Data listing
:::

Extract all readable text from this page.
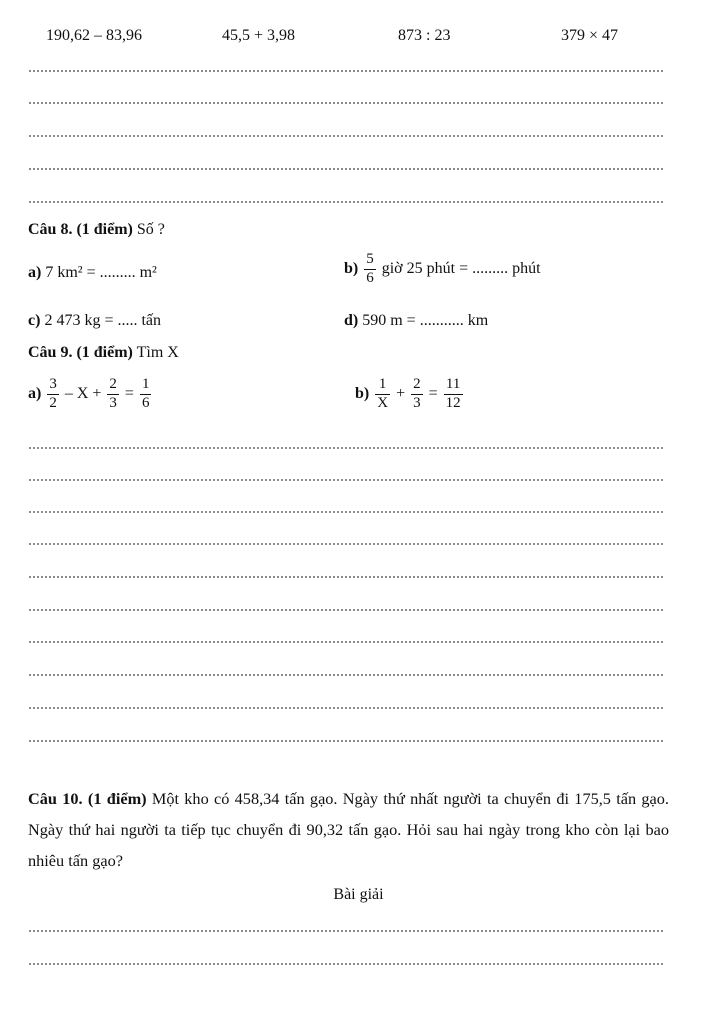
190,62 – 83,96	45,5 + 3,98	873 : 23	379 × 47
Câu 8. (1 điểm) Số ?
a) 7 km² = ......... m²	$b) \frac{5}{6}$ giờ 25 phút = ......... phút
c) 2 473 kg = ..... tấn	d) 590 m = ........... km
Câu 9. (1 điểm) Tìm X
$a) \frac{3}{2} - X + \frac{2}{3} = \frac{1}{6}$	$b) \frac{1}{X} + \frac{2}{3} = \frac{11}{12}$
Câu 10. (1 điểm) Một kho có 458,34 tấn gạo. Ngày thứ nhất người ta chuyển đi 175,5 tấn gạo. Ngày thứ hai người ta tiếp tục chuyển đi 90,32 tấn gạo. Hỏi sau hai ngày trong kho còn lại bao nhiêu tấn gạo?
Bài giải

:::

Problem requirements - Write the entries above out again exactly, but not the pictures.

Solution to this problem -
Extract all readable text from this page.
190,62 – 83,96	45,5 + 3,98	873 : 23	379 × 47
Câu 8. (1 điểm) Số ?
a) 7 km² = ......... m²	$b) \frac{5}{6}$ giờ 25 phút = ......... phút
c) 2 473 kg = ..... tấn	d) 590 m = ........... km
Câu 9. (1 điểm) Tìm X
$a) \frac{3}{2} - X + \frac{2}{3} = \frac{1}{6}$	$b) \frac{1}{X} + \frac{2}{3} = \frac{11}{12}$
Câu 10. (1 điểm) Một kho có 458,34 tấn gạo. Ngày thứ nhất người ta chuyển đi 175,5 tấn gạo. Ngày thứ hai người ta tiếp tục chuyển đi 90,32 tấn gạo. Hỏi sau hai ngày trong kho còn lại bao nhiêu tấn gạo?
Bài giải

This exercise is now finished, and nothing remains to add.